**Exercise objective**
Your task is to repeat the listing exactly.
----------
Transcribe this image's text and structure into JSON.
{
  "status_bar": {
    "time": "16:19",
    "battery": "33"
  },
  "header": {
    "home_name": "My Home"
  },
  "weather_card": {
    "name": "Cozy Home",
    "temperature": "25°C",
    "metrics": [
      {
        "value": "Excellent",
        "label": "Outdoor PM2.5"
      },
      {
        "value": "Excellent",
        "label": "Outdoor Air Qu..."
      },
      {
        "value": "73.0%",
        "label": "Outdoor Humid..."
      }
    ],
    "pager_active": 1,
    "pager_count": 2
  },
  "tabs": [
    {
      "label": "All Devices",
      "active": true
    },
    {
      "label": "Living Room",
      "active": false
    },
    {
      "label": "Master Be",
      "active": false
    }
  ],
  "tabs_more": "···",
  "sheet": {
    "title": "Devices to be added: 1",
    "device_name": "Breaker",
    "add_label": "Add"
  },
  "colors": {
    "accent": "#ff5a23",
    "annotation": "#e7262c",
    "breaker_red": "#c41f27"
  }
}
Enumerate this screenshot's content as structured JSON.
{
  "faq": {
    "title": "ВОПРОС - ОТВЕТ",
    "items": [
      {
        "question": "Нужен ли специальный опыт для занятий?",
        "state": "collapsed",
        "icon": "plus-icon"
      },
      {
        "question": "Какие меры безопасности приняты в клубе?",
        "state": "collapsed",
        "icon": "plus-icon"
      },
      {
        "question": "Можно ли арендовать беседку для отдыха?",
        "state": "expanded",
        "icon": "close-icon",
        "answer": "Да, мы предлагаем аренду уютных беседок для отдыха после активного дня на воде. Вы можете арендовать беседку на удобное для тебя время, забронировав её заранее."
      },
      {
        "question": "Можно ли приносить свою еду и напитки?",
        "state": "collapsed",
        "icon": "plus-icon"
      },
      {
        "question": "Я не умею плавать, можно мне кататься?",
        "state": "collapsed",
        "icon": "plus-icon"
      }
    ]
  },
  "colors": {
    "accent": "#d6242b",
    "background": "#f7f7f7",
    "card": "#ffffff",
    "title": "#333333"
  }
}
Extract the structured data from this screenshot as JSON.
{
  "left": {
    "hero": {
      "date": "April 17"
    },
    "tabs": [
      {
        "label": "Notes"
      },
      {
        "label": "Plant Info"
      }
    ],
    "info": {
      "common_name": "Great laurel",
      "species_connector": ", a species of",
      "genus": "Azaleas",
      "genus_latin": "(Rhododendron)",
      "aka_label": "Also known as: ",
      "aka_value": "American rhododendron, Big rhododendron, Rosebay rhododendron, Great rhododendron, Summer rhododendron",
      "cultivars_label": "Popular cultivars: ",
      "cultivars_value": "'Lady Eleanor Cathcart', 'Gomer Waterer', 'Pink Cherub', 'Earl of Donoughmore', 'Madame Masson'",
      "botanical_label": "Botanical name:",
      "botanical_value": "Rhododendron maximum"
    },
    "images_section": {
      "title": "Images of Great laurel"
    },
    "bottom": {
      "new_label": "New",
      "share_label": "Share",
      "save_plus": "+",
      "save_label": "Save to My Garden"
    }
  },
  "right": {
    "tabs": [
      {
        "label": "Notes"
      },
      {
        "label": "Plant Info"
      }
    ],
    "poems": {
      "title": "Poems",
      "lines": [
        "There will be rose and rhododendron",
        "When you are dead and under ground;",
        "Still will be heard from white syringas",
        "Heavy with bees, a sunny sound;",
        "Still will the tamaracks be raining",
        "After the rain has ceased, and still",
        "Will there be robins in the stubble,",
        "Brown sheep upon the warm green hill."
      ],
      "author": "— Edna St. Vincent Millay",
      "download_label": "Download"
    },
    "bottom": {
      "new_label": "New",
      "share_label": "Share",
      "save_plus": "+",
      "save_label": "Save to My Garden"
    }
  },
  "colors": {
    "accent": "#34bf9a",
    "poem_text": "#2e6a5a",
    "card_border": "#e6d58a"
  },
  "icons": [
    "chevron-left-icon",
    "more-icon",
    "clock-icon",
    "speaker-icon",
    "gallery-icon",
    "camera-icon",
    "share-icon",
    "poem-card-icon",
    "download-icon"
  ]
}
----------
**Problem solution**
Transcribe this image's text and structure into JSON.
{
  "status_bar": {
    "time": "16:19",
    "battery": "33"
  },
  "header": {
    "home_name": "My Home"
  },
  "weather_card": {
    "name": "Cozy Home",
    "temperature": "25°C",
    "metrics": [
      {
        "value": "Excellent",
        "label": "Outdoor PM2.5"
      },
      {
        "value": "Excellent",
        "label": "Outdoor Air Qu..."
      },
      {
        "value": "73.0%",
        "label": "Outdoor Humid..."
      }
    ],
    "pager_active": 1,
    "pager_count": 2
  },
  "tabs": [
    {
      "label": "All Devices",
      "active": true
    },
    {
      "label": "Living Room",
      "active": false
    },
    {
      "label": "Master Be",
      "active": false
    }
  ],
  "tabs_more": "···",
  "sheet": {
    "title": "Devices to be added: 1",
    "device_name": "Breaker",
    "add_label": "Add"
  },
  "colors": {
    "accent": "#ff5a23",
    "annotation": "#e7262c",
    "breaker_red": "#c41f27"
  }
}
Enumerate this screenshot's content as structured JSON.
{
  "faq": {
    "title": "ВОПРОС - ОТВЕТ",
    "items": [
      {
        "question": "Нужен ли специальный опыт для занятий?",
        "state": "collapsed",
        "icon": "plus-icon"
      },
      {
        "question": "Какие меры безопасности приняты в клубе?",
        "state": "collapsed",
        "icon": "plus-icon"
      },
      {
        "question": "Можно ли арендовать беседку для отдыха?",
        "state": "expanded",
        "icon": "close-icon",
        "answer": "Да, мы предлагаем аренду уютных беседок для отдыха после активного дня на воде. Вы можете арендовать беседку на удобное для тебя время, забронировав её заранее."
      },
      {
        "question": "Можно ли приносить свою еду и напитки?",
        "state": "collapsed",
        "icon": "plus-icon"
      },
      {
        "question": "Я не умею плавать, можно мне кататься?",
        "state": "collapsed",
        "icon": "plus-icon"
      }
    ]
  },
  "colors": {
    "accent": "#d6242b",
    "background": "#f7f7f7",
    "card": "#ffffff",
    "title": "#333333"
  }
}
Extract the structured data from this screenshot as JSON.
{
  "left": {
    "hero": {
      "date": "April 17"
    },
    "tabs": [
      {
        "label": "Notes"
      },
      {
        "label": "Plant Info"
      }
    ],
    "info": {
      "common_name": "Great laurel",
      "species_connector": ", a species of",
      "genus": "Azaleas",
      "genus_latin": "(Rhododendron)",
      "aka_label": "Also known as: ",
      "aka_value": "American rhododendron, Big rhododendron, Rosebay rhododendron, Great rhododendron, Summer rhododendron",
      "cultivars_label": "Popular cultivars: ",
      "cultivars_value": "'Lady Eleanor Cathcart', 'Gomer Waterer', 'Pink Cherub', 'Earl of Donoughmore', 'Madame Masson'",
      "botanical_label": "Botanical name:",
      "botanical_value": "Rhododendron maximum"
    },
    "images_section": {
      "title": "Images of Great laurel"
    },
    "bottom": {
      "new_label": "New",
      "share_label": "Share",
      "save_plus": "+",
      "save_label": "Save to My Garden"
    }
  },
  "right": {
    "tabs": [
      {
        "label": "Notes"
      },
      {
        "label": "Plant Info"
      }
    ],
    "poems": {
      "title": "Poems",
      "lines": [
        "There will be rose and rhododendron",
        "When you are dead and under ground;",
        "Still will be heard from white syringas",
        "Heavy with bees, a sunny sound;",
        "Still will the tamaracks be raining",
        "After the rain has ceased, and still",
        "Will there be robins in the stubble,",
        "Brown sheep upon the warm green hill."
      ],
      "author": "— Edna St. Vincent Millay",
      "download_label": "Download"
    },
    "bottom": {
      "new_label": "New",
      "share_label": "Share",
      "save_plus": "+",
      "save_label": "Save to My Garden"
    }
  },
  "colors": {
    "accent": "#34bf9a",
    "poem_text": "#2e6a5a",
    "card_border": "#e6d58a"
  },
  "icons": [
    "chevron-left-icon",
    "more-icon",
    "clock-icon",
    "speaker-icon",
    "gallery-icon",
    "camera-icon",
    "share-icon",
    "poem-card-icon",
    "download-icon"
  ]
}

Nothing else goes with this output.